___ Dataset entries

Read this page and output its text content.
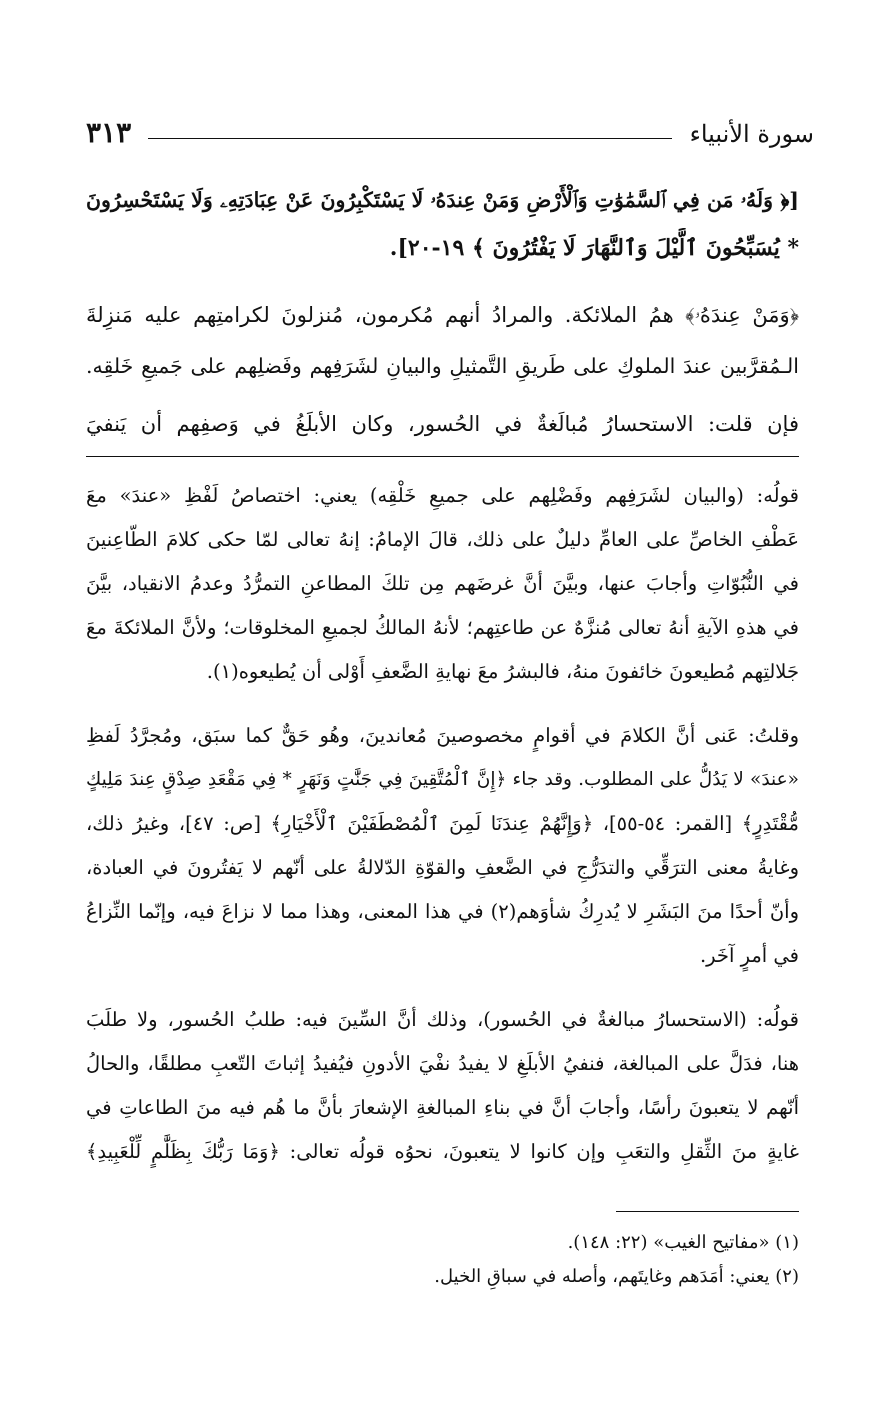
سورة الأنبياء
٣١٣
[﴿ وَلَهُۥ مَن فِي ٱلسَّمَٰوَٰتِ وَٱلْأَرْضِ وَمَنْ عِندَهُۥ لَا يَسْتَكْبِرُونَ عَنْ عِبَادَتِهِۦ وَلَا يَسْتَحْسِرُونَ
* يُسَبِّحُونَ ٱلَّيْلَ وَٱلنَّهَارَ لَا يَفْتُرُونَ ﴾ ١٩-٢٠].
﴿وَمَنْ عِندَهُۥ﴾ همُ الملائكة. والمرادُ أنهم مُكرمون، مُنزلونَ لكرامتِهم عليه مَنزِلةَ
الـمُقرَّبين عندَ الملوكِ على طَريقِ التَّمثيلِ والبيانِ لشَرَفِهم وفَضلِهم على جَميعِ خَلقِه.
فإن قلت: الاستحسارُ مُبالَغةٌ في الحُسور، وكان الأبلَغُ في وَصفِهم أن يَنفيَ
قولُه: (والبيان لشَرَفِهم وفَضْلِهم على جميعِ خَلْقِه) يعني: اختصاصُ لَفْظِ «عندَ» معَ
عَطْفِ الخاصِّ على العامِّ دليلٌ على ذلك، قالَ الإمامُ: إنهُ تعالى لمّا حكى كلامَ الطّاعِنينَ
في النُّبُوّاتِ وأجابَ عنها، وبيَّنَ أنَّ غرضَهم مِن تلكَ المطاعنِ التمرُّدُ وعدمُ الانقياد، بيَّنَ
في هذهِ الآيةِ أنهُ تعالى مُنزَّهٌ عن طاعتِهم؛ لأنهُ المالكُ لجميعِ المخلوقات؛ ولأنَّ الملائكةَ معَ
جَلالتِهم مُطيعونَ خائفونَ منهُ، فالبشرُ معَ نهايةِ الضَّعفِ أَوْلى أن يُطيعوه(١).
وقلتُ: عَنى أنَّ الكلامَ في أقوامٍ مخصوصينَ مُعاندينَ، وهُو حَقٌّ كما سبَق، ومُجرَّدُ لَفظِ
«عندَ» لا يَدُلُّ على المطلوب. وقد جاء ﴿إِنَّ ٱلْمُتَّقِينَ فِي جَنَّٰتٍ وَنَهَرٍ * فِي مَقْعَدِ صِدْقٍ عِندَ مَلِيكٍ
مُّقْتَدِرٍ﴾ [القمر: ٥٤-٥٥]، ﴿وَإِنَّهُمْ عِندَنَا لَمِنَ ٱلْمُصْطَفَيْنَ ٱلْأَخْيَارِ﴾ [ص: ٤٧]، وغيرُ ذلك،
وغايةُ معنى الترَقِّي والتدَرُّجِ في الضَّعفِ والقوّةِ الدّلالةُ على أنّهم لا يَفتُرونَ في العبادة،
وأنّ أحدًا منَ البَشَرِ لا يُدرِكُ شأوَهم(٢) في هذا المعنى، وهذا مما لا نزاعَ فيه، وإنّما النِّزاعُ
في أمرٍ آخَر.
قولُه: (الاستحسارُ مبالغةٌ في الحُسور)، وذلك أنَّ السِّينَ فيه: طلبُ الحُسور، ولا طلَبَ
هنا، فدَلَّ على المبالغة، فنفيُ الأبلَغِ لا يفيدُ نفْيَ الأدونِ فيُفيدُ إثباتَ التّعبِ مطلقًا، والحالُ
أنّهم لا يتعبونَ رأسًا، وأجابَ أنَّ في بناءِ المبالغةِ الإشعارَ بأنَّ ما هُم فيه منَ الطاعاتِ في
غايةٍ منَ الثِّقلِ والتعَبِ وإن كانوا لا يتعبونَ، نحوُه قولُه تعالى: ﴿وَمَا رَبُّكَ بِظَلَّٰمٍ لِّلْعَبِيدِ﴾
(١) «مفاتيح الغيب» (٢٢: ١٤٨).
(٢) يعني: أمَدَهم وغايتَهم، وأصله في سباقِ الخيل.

______
___ Dataset entries

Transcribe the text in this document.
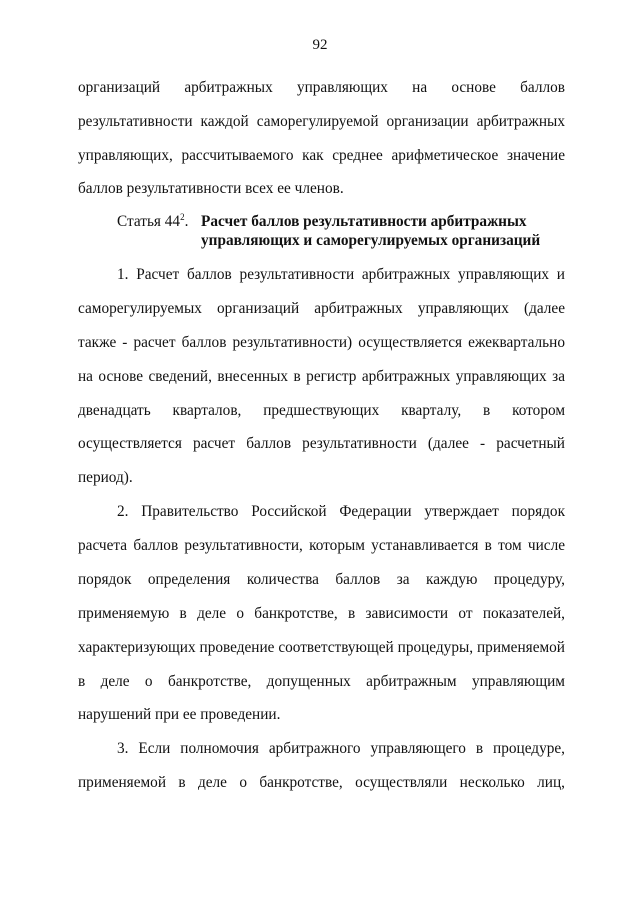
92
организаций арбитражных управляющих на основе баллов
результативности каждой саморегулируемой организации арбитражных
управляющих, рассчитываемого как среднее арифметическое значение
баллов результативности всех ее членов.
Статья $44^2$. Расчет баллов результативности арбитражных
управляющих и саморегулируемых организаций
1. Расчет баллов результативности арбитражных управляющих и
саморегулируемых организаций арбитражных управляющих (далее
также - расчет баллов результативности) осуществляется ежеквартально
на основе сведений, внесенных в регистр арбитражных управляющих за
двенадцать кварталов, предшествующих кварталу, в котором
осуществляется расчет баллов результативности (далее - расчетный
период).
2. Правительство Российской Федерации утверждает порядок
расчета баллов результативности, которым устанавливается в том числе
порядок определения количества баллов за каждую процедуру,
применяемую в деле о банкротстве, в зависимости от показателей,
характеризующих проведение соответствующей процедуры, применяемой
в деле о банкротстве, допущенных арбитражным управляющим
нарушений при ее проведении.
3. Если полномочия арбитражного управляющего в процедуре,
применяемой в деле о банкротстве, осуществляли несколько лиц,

______

- **Exercise requirements**:
Of all the lines in the material above, how many contain the word "الأبل"? Give only the count.

- **Full answer**:
2